What is being asked: Extract every line that includes the string "screenshot".

[Figure content listings]
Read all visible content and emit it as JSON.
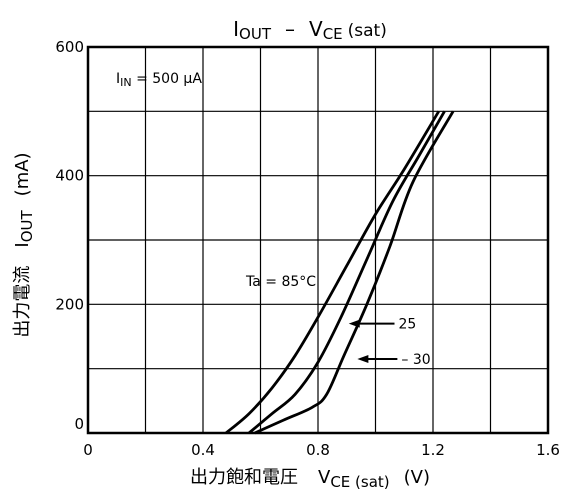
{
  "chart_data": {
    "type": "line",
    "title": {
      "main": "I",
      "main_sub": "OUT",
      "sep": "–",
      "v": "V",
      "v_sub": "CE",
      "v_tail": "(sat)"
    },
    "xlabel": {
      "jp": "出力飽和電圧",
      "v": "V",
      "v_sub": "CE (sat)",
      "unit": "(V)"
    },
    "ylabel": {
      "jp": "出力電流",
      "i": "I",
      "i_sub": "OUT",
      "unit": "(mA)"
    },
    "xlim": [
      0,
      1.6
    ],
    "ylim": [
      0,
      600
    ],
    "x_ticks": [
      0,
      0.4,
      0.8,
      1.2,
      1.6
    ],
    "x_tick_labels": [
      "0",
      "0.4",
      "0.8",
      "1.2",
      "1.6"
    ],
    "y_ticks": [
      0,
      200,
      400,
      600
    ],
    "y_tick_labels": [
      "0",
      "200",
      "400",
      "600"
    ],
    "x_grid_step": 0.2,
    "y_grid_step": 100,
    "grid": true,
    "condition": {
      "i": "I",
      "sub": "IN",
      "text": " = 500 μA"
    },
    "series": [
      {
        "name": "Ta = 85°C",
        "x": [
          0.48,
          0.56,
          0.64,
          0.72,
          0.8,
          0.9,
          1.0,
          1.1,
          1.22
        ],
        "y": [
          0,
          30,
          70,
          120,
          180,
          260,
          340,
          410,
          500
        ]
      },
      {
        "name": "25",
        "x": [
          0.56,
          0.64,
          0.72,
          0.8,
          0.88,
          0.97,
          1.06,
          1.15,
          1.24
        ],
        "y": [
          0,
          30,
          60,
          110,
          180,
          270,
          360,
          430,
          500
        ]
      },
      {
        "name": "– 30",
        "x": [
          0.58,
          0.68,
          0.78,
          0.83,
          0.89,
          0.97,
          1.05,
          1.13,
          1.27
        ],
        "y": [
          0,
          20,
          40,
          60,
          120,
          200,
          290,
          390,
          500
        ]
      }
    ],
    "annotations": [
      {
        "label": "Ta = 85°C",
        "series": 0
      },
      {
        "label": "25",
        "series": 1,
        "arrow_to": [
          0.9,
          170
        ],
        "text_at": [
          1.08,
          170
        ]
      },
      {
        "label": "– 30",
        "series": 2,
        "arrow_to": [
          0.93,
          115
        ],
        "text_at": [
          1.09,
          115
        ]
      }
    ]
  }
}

==

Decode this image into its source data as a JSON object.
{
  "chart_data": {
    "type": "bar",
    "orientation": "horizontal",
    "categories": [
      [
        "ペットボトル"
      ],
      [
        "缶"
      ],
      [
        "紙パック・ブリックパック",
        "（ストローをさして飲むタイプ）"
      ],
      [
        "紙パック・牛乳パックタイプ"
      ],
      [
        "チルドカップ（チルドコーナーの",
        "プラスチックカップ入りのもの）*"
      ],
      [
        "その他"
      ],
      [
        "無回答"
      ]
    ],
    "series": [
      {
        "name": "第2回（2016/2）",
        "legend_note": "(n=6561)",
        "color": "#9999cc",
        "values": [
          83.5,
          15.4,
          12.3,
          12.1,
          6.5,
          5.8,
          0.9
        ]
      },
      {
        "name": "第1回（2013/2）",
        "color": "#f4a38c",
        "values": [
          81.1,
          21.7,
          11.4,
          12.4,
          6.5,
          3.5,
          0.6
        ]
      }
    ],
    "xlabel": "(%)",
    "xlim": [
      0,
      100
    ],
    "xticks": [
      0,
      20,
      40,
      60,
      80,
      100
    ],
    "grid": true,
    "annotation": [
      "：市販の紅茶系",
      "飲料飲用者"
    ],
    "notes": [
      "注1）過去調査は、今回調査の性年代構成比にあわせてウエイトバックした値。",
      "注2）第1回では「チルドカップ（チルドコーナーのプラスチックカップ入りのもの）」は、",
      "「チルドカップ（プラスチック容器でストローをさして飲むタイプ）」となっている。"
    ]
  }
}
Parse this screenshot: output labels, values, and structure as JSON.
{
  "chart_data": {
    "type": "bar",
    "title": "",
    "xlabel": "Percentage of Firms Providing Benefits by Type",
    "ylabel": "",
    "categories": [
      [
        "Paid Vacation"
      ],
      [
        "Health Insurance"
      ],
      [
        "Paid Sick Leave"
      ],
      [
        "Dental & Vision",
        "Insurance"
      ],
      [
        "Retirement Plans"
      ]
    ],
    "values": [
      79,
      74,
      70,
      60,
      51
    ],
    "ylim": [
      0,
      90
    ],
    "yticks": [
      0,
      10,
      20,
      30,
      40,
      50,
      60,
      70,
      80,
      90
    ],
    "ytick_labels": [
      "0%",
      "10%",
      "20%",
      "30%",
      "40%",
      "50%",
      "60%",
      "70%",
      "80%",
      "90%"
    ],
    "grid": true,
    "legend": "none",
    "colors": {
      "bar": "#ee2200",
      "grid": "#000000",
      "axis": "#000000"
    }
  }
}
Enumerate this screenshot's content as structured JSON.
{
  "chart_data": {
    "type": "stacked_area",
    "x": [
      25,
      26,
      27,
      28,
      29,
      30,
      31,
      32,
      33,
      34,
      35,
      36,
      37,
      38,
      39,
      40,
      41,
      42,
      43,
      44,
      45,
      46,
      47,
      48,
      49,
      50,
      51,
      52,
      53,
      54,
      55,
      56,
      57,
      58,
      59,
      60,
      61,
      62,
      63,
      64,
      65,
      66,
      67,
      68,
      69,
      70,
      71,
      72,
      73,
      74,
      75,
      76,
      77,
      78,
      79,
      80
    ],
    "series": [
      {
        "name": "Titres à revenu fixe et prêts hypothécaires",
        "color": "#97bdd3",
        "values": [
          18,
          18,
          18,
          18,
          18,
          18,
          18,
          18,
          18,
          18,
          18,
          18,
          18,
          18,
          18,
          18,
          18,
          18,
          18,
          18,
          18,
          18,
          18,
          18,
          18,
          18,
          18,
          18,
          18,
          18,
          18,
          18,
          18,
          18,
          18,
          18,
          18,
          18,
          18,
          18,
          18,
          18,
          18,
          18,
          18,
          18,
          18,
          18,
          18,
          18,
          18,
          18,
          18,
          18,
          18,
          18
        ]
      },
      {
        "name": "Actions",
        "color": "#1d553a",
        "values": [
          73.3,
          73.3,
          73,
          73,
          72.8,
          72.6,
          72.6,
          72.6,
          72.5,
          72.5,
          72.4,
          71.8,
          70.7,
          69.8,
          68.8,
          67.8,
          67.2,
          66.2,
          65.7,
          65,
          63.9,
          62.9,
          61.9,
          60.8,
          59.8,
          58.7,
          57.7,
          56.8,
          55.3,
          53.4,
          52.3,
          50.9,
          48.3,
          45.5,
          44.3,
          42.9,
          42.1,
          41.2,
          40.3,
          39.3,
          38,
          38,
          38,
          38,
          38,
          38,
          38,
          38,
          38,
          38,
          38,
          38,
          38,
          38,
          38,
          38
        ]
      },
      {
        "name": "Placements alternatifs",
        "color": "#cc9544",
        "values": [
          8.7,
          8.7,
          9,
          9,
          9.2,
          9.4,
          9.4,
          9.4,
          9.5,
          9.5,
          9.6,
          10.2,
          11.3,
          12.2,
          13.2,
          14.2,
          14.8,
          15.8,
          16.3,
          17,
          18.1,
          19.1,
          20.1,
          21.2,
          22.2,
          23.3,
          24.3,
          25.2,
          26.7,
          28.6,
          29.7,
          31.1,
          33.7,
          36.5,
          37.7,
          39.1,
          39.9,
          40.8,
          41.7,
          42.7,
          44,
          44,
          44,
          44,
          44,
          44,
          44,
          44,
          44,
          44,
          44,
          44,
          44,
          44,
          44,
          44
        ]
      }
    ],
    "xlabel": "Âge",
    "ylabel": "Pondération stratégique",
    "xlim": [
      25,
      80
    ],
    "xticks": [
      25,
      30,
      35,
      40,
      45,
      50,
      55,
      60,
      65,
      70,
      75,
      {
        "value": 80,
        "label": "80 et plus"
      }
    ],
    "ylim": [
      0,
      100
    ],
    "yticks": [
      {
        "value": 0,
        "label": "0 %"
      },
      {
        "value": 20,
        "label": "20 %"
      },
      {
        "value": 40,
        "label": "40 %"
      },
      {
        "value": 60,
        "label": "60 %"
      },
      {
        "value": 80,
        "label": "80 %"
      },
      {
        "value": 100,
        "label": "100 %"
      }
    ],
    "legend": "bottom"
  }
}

Problem solution:
Parse this screenshot: output labels, values, and structure as JSON.
Enumerate this screenshot's content as structured JSON.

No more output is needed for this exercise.